### THE REQUEST
Write out every entry word for word.

### SOURCE DATA

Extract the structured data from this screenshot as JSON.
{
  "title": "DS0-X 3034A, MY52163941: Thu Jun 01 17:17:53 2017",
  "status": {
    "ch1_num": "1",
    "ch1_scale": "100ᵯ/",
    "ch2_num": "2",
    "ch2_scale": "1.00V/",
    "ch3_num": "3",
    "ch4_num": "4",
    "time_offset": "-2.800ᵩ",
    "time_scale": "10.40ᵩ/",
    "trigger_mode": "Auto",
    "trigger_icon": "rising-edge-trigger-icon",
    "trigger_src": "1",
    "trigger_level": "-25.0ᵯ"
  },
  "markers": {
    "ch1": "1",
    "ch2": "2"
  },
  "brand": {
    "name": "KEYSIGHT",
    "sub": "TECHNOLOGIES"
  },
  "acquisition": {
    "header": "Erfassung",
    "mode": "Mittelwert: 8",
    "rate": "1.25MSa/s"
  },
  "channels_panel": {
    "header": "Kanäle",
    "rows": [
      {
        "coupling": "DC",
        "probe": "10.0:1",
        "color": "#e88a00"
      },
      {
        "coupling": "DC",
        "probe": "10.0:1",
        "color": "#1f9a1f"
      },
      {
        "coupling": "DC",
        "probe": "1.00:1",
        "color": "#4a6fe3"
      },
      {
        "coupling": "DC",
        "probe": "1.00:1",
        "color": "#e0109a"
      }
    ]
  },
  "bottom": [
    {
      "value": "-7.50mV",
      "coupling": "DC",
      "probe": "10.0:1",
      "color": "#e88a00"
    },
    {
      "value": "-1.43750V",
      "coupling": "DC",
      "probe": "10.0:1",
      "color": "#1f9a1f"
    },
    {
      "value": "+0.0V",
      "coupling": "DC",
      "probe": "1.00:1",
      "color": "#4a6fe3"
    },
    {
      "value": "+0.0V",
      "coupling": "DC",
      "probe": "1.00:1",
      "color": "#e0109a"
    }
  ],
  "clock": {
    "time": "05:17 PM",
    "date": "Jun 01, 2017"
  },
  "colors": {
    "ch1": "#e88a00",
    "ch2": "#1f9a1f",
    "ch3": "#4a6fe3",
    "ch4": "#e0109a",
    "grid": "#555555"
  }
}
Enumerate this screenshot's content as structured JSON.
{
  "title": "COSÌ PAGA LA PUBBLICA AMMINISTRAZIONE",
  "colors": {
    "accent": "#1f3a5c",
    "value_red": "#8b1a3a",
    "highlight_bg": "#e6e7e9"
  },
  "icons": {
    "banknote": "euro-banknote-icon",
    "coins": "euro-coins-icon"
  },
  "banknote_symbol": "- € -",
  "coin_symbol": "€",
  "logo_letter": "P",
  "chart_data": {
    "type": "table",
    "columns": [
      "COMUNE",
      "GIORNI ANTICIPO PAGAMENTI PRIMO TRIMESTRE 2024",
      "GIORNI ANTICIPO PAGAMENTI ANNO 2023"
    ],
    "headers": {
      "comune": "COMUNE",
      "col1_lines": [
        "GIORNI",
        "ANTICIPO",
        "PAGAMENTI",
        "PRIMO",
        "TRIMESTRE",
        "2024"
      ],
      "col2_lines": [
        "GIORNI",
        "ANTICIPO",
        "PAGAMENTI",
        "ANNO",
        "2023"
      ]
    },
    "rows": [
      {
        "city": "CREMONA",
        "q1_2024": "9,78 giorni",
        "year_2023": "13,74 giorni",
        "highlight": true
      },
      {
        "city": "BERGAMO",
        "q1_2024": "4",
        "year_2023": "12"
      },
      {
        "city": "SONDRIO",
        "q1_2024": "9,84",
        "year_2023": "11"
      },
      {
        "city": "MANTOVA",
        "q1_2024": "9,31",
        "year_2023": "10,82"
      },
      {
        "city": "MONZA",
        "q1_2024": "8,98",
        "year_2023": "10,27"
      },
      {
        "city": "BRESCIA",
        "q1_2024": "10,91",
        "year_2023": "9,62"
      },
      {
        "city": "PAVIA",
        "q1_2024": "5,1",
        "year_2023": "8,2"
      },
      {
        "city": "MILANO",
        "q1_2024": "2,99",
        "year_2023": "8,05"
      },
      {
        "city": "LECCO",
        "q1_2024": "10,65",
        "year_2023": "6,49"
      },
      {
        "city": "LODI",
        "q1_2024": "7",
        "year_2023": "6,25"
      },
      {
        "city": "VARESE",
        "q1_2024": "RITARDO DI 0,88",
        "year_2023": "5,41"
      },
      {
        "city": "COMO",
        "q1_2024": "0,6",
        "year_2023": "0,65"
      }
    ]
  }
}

### WORKED SOLUTION
Extract the structured data from this screenshot as JSON.
{
  "title": "DS0-X 3034A, MY52163941: Thu Jun 01 17:17:53 2017",
  "status": {
    "ch1_num": "1",
    "ch1_scale": "100ᵯ/",
    "ch2_num": "2",
    "ch2_scale": "1.00V/",
    "ch3_num": "3",
    "ch4_num": "4",
    "time_offset": "-2.800ᵩ",
    "time_scale": "10.40ᵩ/",
    "trigger_mode": "Auto",
    "trigger_icon": "rising-edge-trigger-icon",
    "trigger_src": "1",
    "trigger_level": "-25.0ᵯ"
  },
  "markers": {
    "ch1": "1",
    "ch2": "2"
  },
  "brand": {
    "name": "KEYSIGHT",
    "sub": "TECHNOLOGIES"
  },
  "acquisition": {
    "header": "Erfassung",
    "mode": "Mittelwert: 8",
    "rate": "1.25MSa/s"
  },
  "channels_panel": {
    "header": "Kanäle",
    "rows": [
      {
        "coupling": "DC",
        "probe": "10.0:1",
        "color": "#e88a00"
      },
      {
        "coupling": "DC",
        "probe": "10.0:1",
        "color": "#1f9a1f"
      },
      {
        "coupling": "DC",
        "probe": "1.00:1",
        "color": "#4a6fe3"
      },
      {
        "coupling": "DC",
        "probe": "1.00:1",
        "color": "#e0109a"
      }
    ]
  },
  "bottom": [
    {
      "value": "-7.50mV",
      "coupling": "DC",
      "probe": "10.0:1",
      "color": "#e88a00"
    },
    {
      "value": "-1.43750V",
      "coupling": "DC",
      "probe": "10.0:1",
      "color": "#1f9a1f"
    },
    {
      "value": "+0.0V",
      "coupling": "DC",
      "probe": "1.00:1",
      "color": "#4a6fe3"
    },
    {
      "value": "+0.0V",
      "coupling": "DC",
      "probe": "1.00:1",
      "color": "#e0109a"
    }
  ],
  "clock": {
    "time": "05:17 PM",
    "date": "Jun 01, 2017"
  },
  "colors": {
    "ch1": "#e88a00",
    "ch2": "#1f9a1f",
    "ch3": "#4a6fe3",
    "ch4": "#e0109a",
    "grid": "#555555"
  }
}
Enumerate this screenshot's content as structured JSON.
{
  "title": "COSÌ PAGA LA PUBBLICA AMMINISTRAZIONE",
  "colors": {
    "accent": "#1f3a5c",
    "value_red": "#8b1a3a",
    "highlight_bg": "#e6e7e9"
  },
  "icons": {
    "banknote": "euro-banknote-icon",
    "coins": "euro-coins-icon"
  },
  "banknote_symbol": "- € -",
  "coin_symbol": "€",
  "logo_letter": "P",
  "chart_data": {
    "type": "table",
    "columns": [
      "COMUNE",
      "GIORNI ANTICIPO PAGAMENTI PRIMO TRIMESTRE 2024",
      "GIORNI ANTICIPO PAGAMENTI ANNO 2023"
    ],
    "headers": {
      "comune": "COMUNE",
      "col1_lines": [
        "GIORNI",
        "ANTICIPO",
        "PAGAMENTI",
        "PRIMO",
        "TRIMESTRE",
        "2024"
      ],
      "col2_lines": [
        "GIORNI",
        "ANTICIPO",
        "PAGAMENTI",
        "ANNO",
        "2023"
      ]
    },
    "rows": [
      {
        "city": "CREMONA",
        "q1_2024": "9,78 giorni",
        "year_2023": "13,74 giorni",
        "highlight": true
      },
      {
        "city": "BERGAMO",
        "q1_2024": "4",
        "year_2023": "12"
      },
      {
        "city": "SONDRIO",
        "q1_2024": "9,84",
        "year_2023": "11"
      },
      {
        "city": "MANTOVA",
        "q1_2024": "9,31",
        "year_2023": "10,82"
      },
      {
        "city": "MONZA",
        "q1_2024": "8,98",
        "year_2023": "10,27"
      },
      {
        "city": "BRESCIA",
        "q1_2024": "10,91",
        "year_2023": "9,62"
      },
      {
        "city": "PAVIA",
        "q1_2024": "5,1",
        "year_2023": "8,2"
      },
      {
        "city": "MILANO",
        "q1_2024": "2,99",
        "year_2023": "8,05"
      },
      {
        "city": "LECCO",
        "q1_2024": "10,65",
        "year_2023": "6,49"
      },
      {
        "city": "LODI",
        "q1_2024": "7",
        "year_2023": "6,25"
      },
      {
        "city": "VARESE",
        "q1_2024": "RITARDO DI 0,88",
        "year_2023": "5,41"
      },
      {
        "city": "COMO",
        "q1_2024": "0,6",
        "year_2023": "0,65"
      }
    ]
  }
}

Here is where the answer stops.